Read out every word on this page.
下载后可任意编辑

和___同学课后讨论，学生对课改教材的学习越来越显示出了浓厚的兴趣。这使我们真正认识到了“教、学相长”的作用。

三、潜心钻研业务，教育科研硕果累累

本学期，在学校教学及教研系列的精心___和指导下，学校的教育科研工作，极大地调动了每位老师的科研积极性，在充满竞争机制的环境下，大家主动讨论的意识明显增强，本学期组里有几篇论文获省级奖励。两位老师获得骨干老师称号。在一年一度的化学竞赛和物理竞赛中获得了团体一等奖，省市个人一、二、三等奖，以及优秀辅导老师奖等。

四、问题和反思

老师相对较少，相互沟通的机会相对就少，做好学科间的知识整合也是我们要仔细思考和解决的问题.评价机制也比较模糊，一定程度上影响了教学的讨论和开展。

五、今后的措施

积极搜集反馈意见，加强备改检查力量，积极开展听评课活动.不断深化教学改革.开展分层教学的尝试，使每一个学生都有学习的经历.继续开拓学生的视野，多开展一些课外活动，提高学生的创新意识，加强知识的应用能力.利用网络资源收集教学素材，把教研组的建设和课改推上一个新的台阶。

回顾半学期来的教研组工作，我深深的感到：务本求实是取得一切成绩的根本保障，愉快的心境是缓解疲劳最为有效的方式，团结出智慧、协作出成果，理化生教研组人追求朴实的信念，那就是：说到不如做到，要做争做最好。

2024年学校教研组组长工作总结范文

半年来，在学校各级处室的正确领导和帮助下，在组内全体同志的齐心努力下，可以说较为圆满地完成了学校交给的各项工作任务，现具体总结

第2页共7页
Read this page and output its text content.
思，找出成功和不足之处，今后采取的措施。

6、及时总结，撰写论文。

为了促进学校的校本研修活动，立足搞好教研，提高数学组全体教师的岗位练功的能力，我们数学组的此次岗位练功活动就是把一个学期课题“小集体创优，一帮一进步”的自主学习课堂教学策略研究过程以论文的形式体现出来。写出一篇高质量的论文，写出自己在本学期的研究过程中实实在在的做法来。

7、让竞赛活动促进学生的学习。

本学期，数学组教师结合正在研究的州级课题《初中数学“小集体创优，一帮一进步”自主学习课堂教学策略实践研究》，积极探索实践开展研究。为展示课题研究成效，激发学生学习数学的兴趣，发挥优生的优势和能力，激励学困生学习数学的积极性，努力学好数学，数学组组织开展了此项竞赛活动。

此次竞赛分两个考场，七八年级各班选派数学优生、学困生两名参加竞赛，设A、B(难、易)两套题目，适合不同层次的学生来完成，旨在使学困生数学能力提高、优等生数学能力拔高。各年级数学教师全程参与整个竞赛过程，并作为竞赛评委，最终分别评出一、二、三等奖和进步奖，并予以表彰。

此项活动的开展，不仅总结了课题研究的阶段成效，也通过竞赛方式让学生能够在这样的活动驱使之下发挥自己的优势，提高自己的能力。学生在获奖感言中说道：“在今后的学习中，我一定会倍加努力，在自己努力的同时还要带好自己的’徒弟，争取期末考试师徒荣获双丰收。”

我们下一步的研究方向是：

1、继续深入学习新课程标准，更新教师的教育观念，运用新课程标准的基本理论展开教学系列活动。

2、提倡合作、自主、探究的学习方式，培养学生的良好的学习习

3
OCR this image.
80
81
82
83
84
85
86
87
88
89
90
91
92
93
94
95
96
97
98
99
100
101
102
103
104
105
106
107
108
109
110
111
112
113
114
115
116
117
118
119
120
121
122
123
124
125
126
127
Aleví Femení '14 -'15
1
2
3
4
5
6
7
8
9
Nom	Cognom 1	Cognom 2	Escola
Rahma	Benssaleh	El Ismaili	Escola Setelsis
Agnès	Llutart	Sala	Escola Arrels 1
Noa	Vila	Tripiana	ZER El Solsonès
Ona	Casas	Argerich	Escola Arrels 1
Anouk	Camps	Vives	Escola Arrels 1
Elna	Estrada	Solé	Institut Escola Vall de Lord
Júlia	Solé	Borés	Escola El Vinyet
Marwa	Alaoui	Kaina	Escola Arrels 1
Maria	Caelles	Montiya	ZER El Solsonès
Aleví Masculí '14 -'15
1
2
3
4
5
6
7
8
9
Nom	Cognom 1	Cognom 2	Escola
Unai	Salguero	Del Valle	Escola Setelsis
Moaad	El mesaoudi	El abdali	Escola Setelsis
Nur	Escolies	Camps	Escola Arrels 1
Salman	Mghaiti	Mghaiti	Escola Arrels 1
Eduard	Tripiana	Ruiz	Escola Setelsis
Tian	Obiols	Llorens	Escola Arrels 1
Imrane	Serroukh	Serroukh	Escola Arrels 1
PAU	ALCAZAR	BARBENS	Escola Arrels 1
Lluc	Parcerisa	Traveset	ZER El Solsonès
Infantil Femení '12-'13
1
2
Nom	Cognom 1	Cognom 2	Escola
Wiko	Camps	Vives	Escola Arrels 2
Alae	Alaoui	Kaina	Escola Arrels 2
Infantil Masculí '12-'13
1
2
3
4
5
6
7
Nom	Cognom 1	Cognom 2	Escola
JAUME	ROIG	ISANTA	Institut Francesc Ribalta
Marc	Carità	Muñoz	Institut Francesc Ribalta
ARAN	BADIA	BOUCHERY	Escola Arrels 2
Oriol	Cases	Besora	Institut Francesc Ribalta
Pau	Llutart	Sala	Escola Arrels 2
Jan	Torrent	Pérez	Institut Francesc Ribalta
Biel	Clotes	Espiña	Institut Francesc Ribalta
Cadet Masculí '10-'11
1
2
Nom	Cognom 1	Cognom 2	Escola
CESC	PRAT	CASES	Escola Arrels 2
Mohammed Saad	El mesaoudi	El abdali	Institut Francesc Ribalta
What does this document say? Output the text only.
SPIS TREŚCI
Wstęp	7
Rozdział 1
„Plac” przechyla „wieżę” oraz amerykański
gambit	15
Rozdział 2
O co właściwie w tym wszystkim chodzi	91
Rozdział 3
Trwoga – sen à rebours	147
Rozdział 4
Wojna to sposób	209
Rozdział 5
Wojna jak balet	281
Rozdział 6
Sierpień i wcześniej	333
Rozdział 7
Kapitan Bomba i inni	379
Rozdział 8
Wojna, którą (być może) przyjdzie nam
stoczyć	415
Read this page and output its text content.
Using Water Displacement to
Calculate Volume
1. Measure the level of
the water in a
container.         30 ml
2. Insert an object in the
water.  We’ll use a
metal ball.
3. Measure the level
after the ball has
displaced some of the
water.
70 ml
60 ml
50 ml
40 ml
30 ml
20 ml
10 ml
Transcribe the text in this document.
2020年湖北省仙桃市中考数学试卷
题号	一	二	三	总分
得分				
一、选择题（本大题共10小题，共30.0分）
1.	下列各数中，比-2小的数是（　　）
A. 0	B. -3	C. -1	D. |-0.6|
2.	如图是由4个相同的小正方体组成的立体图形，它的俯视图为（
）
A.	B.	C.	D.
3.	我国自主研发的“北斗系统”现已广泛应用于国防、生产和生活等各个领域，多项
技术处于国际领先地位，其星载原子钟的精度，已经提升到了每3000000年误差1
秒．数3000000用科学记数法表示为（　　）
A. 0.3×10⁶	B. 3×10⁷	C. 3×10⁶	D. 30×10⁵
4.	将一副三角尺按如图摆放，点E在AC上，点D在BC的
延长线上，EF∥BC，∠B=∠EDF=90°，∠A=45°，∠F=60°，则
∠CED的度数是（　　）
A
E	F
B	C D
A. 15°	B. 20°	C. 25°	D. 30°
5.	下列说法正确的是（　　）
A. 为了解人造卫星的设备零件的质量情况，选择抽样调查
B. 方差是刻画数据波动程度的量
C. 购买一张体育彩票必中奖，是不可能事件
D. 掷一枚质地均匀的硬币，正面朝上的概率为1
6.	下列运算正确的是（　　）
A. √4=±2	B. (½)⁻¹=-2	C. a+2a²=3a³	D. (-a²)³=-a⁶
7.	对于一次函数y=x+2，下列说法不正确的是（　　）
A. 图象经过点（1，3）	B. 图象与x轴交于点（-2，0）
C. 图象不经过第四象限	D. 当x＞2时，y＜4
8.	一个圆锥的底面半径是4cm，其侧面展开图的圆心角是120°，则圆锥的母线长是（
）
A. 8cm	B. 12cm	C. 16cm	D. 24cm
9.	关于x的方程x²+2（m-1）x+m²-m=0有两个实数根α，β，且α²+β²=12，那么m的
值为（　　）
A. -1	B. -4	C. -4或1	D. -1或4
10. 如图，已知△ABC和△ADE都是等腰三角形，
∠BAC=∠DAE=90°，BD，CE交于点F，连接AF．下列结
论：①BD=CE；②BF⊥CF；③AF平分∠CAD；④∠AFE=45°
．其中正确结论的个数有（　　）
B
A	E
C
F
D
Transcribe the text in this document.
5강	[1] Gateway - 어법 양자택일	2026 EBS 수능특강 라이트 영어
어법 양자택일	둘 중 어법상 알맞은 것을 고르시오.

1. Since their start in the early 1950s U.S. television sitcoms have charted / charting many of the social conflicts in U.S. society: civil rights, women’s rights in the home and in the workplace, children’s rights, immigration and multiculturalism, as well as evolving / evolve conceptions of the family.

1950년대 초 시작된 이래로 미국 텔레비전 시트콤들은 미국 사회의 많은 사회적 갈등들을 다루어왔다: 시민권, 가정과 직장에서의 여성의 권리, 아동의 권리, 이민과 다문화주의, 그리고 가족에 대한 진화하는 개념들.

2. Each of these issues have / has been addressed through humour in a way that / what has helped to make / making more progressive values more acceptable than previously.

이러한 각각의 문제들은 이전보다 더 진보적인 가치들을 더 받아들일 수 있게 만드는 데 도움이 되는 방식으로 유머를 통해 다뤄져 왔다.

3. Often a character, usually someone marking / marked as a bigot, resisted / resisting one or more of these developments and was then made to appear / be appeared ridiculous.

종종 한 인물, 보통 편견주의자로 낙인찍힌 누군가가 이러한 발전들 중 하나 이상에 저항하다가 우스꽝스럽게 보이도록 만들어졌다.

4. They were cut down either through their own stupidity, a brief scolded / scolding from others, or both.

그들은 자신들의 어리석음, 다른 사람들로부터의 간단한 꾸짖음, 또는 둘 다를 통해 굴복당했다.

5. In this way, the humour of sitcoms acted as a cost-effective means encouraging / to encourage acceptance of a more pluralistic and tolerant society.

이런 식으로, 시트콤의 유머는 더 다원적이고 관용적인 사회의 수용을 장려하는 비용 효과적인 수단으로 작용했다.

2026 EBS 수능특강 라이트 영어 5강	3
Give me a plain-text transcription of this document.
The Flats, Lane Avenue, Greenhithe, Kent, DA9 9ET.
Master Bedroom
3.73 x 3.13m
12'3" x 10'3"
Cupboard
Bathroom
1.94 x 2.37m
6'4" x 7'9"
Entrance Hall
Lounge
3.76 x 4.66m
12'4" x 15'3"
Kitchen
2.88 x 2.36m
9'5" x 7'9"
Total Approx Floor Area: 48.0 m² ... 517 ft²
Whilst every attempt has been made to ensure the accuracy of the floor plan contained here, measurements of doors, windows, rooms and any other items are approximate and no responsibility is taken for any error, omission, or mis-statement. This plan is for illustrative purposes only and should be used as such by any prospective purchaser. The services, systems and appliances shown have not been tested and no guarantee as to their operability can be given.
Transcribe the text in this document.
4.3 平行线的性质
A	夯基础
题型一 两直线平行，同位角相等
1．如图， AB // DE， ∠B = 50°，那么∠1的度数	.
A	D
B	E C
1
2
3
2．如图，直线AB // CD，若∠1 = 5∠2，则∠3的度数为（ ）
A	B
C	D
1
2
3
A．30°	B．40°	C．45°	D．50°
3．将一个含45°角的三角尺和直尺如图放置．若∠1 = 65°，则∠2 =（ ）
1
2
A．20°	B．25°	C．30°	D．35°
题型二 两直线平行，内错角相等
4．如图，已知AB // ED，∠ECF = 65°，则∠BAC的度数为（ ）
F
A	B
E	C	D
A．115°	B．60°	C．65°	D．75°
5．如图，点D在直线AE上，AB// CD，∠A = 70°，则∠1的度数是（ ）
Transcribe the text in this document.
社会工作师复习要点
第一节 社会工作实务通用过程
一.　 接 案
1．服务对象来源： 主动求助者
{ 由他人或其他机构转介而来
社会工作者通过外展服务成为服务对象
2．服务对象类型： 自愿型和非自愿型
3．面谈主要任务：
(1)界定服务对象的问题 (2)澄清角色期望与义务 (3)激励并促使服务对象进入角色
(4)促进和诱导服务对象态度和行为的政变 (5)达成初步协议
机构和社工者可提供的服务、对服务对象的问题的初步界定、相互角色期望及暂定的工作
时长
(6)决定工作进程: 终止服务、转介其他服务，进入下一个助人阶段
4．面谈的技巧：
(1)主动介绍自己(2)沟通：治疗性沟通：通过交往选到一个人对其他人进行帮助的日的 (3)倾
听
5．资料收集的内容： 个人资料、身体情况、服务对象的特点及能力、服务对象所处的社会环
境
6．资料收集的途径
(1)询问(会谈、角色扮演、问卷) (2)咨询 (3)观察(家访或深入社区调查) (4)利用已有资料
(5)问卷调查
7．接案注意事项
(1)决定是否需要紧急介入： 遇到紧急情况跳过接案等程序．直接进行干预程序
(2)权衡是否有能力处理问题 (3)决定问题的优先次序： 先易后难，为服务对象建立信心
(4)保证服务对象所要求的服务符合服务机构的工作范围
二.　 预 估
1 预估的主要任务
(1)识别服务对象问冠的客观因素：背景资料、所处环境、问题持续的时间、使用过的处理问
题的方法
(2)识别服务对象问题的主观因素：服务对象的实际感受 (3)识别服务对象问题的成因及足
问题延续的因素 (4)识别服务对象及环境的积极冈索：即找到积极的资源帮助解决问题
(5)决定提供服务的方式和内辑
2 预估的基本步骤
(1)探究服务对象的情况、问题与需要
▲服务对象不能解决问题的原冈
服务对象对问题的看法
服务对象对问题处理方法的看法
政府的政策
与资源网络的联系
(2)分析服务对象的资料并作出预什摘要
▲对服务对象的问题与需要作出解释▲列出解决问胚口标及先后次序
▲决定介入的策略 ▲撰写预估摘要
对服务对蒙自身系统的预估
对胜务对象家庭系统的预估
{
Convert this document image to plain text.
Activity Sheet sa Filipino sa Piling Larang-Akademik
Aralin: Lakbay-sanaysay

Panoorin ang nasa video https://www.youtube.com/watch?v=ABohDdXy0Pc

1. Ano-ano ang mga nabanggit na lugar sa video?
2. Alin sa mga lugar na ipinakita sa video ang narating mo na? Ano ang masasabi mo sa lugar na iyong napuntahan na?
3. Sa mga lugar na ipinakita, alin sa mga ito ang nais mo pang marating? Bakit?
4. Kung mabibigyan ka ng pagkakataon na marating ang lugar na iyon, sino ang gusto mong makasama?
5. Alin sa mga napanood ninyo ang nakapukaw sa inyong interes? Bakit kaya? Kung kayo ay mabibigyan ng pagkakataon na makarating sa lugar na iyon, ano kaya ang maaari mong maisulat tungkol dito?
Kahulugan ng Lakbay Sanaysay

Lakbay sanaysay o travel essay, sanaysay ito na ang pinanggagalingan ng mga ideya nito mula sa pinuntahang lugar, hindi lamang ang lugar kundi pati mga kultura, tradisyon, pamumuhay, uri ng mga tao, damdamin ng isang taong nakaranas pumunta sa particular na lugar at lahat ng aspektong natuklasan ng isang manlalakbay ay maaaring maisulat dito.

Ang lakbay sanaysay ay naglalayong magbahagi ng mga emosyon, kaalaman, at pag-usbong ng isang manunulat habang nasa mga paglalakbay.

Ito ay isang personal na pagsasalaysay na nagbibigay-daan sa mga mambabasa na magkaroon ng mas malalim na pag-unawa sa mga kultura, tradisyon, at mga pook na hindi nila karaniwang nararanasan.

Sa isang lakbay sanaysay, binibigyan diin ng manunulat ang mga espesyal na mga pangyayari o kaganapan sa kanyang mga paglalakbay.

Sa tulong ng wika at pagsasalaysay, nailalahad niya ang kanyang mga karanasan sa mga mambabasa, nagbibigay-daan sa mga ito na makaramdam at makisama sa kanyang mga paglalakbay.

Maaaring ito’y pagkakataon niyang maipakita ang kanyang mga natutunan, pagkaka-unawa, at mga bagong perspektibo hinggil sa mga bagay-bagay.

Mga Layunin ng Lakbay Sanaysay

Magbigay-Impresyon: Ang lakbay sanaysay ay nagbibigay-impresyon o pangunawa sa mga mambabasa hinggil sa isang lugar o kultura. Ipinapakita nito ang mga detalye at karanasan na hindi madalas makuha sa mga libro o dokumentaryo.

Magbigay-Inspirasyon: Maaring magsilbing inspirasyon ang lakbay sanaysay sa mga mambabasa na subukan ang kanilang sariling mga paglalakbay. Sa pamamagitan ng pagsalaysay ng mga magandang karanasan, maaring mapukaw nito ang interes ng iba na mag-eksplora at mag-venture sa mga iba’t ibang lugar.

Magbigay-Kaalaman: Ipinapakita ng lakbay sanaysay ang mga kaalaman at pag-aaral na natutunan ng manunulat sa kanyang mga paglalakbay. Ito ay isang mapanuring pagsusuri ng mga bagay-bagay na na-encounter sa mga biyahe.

##########

__PROBLEM STATEMENT__
List each line holding the string "mabibigyan".

__FULL OUTPUT__
4. Kung mabibigyan ka ng pagkakataon na marating ang lugar na iyon, sino ang gusto mong makasama?
5. Alin sa mga napanood ninyo ang nakapukaw sa inyong interes? Bakit kaya? Kung kayo ay mabibigyan ng pagkakataon na makarating sa lugar na iyon, ano kaya ang maaari mong maisulat tungkol dito?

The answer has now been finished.